** start of Stored data **

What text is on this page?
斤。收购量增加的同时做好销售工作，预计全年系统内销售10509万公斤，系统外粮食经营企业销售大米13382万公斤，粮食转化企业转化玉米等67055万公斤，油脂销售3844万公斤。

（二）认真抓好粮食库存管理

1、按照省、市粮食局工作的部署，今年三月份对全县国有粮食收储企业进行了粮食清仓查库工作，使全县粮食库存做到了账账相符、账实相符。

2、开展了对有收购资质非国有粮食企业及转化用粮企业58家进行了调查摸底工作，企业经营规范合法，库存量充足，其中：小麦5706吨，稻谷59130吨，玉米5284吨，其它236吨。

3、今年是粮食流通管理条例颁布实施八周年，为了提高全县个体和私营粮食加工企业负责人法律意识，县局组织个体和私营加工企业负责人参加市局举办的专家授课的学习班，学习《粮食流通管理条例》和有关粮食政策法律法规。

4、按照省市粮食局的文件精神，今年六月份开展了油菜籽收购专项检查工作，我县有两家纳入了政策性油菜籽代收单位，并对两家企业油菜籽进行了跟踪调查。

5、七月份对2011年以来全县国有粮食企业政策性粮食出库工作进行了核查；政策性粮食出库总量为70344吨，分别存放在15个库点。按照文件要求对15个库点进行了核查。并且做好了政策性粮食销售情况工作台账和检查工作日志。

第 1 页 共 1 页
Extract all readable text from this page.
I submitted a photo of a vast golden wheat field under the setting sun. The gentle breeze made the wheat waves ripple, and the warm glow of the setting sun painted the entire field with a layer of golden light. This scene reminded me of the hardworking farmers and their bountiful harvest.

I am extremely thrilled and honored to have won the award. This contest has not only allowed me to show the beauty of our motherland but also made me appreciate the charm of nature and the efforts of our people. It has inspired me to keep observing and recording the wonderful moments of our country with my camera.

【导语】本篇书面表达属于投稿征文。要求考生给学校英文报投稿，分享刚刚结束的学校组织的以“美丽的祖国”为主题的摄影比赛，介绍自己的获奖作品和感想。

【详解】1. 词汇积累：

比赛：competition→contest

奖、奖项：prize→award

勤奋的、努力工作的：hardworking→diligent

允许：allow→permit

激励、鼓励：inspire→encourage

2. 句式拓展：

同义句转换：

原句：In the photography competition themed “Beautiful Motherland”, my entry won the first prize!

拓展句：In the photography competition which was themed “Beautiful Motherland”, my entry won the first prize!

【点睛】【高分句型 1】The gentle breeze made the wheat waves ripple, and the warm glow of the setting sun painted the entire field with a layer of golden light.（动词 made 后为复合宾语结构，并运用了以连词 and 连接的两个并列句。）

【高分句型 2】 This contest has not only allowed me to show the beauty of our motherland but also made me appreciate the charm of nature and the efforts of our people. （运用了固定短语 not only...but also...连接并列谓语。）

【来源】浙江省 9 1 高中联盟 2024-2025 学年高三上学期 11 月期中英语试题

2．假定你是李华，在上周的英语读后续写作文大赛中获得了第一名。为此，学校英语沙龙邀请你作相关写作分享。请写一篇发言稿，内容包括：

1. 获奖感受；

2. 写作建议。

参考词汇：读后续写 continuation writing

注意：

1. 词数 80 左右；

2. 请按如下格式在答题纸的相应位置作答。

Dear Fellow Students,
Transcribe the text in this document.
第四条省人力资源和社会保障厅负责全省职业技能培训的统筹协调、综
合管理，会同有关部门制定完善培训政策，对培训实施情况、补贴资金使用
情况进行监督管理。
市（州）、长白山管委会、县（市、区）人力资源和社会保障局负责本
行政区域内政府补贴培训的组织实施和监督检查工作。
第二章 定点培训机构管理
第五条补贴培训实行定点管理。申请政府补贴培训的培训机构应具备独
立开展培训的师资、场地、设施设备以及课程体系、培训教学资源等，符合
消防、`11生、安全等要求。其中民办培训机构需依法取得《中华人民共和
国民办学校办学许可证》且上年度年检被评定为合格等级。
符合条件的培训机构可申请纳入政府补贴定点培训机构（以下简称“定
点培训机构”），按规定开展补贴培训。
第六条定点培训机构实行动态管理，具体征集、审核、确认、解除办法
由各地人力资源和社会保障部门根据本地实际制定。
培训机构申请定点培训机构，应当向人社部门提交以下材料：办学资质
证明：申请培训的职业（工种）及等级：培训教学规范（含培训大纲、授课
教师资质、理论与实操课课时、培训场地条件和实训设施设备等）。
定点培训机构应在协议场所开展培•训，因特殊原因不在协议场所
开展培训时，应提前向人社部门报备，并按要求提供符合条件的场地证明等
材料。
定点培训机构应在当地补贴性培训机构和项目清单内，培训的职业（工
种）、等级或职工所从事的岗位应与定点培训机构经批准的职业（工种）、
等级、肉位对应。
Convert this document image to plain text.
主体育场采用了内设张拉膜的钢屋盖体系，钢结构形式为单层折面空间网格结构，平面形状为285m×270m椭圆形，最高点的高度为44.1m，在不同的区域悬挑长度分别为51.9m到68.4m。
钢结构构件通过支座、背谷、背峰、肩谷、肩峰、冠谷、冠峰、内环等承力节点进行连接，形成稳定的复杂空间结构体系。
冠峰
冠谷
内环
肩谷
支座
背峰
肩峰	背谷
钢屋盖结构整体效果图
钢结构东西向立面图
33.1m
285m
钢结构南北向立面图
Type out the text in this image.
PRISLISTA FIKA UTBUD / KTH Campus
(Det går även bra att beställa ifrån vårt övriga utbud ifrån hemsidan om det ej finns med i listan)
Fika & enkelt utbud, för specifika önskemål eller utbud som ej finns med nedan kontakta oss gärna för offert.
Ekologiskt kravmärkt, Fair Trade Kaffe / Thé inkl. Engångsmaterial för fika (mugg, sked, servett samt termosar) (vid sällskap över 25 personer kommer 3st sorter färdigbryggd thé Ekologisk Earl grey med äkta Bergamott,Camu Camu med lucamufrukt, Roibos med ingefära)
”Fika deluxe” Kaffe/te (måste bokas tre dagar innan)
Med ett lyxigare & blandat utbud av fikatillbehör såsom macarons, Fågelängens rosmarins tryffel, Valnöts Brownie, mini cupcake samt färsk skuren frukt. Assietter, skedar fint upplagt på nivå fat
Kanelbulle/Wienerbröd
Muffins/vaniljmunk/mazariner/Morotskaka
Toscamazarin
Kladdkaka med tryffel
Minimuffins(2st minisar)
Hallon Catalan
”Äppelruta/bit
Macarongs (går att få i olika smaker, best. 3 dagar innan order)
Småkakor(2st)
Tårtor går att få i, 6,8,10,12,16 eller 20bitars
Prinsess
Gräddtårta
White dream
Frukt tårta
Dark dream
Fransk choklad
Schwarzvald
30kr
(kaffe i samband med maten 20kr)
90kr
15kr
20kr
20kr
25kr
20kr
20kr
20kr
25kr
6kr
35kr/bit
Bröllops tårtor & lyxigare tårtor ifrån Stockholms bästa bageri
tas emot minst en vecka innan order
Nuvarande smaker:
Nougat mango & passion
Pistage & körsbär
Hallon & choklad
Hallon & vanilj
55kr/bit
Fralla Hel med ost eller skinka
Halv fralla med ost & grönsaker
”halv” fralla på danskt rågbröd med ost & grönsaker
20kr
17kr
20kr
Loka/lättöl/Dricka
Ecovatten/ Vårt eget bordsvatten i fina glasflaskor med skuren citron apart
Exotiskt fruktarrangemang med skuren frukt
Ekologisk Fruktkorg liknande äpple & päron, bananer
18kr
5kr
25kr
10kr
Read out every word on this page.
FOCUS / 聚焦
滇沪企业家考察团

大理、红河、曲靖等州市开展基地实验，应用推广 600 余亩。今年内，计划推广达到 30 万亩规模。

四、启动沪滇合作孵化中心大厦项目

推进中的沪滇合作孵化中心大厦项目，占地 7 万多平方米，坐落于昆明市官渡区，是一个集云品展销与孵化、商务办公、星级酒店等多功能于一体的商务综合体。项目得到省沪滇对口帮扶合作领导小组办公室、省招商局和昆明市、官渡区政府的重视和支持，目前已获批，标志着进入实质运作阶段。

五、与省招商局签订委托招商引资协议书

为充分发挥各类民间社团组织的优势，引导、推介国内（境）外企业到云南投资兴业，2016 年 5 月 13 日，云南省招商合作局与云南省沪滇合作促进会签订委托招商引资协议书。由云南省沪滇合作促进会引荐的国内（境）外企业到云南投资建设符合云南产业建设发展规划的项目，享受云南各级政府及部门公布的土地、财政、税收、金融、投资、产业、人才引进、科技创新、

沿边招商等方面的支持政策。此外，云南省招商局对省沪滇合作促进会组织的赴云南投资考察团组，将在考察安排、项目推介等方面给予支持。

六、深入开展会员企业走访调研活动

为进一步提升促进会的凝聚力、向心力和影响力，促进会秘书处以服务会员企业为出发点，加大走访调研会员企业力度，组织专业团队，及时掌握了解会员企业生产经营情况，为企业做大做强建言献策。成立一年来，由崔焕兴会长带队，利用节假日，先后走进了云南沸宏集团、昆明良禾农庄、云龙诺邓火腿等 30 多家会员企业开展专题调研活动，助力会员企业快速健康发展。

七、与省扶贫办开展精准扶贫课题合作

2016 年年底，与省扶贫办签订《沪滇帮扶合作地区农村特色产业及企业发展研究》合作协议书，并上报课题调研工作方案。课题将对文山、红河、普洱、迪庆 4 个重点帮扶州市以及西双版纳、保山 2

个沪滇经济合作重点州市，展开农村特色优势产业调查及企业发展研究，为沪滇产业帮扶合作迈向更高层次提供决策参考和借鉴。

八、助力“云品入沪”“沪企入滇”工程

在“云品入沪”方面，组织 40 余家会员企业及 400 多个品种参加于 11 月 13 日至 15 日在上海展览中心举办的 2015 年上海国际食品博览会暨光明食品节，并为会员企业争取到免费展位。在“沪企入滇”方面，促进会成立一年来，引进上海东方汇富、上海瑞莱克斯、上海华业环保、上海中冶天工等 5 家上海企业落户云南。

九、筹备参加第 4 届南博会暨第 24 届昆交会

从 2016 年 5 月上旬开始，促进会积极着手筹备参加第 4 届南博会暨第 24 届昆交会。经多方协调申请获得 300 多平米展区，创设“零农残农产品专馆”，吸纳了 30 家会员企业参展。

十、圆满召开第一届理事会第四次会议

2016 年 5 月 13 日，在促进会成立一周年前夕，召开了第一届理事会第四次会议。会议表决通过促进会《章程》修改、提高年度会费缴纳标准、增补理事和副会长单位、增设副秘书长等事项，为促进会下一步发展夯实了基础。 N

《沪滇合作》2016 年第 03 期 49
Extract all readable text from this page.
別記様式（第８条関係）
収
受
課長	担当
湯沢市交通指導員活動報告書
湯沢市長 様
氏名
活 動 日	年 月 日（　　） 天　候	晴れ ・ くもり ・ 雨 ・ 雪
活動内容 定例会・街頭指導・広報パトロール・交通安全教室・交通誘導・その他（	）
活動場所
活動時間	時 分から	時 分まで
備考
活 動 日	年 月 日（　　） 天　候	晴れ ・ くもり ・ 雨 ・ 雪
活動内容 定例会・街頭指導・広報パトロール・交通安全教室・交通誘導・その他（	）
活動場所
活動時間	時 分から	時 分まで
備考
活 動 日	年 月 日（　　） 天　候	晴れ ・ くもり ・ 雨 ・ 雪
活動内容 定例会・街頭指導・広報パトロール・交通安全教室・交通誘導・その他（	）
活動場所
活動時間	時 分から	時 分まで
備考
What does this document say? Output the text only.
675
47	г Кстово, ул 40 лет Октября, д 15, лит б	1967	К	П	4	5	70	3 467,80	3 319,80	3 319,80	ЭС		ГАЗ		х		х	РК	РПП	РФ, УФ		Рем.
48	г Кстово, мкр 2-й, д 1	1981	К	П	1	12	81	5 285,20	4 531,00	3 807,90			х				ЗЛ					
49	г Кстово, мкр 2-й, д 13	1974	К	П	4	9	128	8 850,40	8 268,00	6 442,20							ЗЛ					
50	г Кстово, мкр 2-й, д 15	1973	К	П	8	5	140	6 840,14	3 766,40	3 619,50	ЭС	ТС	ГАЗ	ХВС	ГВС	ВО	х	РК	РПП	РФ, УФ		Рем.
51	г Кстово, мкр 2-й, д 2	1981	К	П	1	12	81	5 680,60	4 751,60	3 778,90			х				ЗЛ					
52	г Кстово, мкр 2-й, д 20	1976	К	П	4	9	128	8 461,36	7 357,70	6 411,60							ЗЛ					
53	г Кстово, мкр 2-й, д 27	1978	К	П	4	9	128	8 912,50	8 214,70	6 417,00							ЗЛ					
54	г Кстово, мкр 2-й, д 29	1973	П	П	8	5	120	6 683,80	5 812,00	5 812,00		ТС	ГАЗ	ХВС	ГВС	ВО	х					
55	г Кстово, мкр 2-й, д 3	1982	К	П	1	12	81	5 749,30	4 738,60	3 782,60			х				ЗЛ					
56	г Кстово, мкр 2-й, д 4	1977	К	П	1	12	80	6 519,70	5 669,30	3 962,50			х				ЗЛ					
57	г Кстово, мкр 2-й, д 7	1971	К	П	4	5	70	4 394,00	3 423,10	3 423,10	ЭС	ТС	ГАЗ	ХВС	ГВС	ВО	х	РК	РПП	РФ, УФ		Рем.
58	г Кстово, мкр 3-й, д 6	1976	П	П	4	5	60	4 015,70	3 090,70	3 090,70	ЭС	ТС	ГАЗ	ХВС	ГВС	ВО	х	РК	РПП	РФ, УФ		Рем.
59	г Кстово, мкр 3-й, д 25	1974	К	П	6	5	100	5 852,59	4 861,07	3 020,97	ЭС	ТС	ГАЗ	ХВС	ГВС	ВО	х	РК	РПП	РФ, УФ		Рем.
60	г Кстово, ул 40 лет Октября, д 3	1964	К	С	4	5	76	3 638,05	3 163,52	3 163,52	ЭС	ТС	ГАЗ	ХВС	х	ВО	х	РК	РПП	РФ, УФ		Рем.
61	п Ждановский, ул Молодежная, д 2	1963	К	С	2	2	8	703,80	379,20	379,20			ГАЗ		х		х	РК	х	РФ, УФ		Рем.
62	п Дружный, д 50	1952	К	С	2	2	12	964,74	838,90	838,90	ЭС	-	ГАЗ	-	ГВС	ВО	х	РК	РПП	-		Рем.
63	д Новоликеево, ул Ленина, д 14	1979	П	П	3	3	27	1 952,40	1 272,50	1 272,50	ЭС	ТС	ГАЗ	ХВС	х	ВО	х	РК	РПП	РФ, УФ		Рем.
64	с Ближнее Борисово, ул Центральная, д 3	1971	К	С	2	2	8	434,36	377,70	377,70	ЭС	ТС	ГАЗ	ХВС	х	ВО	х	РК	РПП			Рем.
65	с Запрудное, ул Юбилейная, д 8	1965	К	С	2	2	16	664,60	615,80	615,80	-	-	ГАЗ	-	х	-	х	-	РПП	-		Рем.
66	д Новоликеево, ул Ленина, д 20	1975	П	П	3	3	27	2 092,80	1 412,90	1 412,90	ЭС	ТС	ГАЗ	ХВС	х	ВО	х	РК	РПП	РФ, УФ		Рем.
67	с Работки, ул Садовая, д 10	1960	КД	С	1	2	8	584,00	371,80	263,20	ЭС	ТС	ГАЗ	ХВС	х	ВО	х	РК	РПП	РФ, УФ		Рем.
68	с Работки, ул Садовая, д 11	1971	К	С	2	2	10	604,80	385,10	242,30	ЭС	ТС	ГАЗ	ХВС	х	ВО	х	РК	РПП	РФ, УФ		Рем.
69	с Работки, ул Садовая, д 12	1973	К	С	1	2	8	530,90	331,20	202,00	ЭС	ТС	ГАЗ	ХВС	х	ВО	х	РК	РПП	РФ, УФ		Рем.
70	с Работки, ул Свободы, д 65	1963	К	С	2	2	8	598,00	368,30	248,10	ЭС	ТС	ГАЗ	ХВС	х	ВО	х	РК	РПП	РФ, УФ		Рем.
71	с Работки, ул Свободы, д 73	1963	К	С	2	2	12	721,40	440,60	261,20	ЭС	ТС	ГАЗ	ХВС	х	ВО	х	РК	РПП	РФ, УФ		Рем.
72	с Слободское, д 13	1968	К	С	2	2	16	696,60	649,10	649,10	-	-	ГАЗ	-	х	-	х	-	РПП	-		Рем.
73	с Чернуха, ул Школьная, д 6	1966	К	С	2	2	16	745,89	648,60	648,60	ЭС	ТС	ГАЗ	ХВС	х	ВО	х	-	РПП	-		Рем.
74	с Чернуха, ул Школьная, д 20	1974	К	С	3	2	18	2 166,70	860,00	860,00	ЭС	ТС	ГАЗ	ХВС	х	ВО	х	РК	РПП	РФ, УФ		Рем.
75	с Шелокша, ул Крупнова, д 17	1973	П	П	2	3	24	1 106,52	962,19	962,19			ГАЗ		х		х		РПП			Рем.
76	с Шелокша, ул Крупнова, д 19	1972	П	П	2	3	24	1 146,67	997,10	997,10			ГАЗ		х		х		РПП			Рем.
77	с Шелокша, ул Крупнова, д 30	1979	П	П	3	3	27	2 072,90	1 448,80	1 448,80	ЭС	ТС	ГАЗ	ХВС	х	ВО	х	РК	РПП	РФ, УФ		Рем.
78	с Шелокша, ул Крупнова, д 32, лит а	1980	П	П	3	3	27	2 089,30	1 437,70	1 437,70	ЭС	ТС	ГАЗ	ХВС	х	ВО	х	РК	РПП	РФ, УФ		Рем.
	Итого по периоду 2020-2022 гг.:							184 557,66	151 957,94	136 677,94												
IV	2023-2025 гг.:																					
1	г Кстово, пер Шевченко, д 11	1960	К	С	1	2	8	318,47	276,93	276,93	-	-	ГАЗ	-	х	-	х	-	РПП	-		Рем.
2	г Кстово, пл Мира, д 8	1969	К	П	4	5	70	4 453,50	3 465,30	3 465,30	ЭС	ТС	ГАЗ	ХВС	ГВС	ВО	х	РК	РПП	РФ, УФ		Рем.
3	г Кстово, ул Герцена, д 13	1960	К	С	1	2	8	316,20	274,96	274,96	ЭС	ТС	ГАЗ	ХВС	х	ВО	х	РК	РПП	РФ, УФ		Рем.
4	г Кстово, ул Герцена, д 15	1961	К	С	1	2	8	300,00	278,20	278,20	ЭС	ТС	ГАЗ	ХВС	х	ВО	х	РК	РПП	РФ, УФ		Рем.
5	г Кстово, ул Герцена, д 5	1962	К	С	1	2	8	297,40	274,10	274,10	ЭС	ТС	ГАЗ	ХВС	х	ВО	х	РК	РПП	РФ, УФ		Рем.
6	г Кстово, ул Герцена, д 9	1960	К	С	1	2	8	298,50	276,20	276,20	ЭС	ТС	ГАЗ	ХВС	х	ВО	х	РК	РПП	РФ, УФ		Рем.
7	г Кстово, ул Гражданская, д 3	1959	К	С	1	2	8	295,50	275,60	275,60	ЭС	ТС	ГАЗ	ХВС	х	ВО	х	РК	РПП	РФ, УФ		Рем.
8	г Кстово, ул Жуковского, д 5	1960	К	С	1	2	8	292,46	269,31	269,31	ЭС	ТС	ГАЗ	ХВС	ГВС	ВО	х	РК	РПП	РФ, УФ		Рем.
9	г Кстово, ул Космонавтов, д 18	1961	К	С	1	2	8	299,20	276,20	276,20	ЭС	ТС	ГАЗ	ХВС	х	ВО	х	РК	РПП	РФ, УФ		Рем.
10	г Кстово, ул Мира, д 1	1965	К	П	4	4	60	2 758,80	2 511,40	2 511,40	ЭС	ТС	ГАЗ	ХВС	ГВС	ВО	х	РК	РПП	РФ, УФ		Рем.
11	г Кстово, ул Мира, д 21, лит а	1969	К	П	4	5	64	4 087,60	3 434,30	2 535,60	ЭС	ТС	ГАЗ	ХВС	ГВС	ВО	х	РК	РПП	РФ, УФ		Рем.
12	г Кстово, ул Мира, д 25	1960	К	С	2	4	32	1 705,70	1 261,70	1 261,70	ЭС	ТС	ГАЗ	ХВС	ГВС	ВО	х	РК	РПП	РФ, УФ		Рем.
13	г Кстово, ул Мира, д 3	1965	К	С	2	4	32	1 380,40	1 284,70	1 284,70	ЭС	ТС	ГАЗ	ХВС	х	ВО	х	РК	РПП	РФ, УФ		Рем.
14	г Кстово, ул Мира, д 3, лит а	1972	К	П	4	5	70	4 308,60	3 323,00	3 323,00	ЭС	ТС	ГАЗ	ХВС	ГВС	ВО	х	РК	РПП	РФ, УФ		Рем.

** end of Stored data **

**Exercise description**
From the entries above, copy every line where the word "prize" shows up.

**Answer for the task**
奖、奖项：prize→award
原句：In the photography competition themed “Beautiful Motherland”, my entry won the first prize!
拓展句：In the photography competition which was themed “Beautiful Motherland”, my entry won the first prize!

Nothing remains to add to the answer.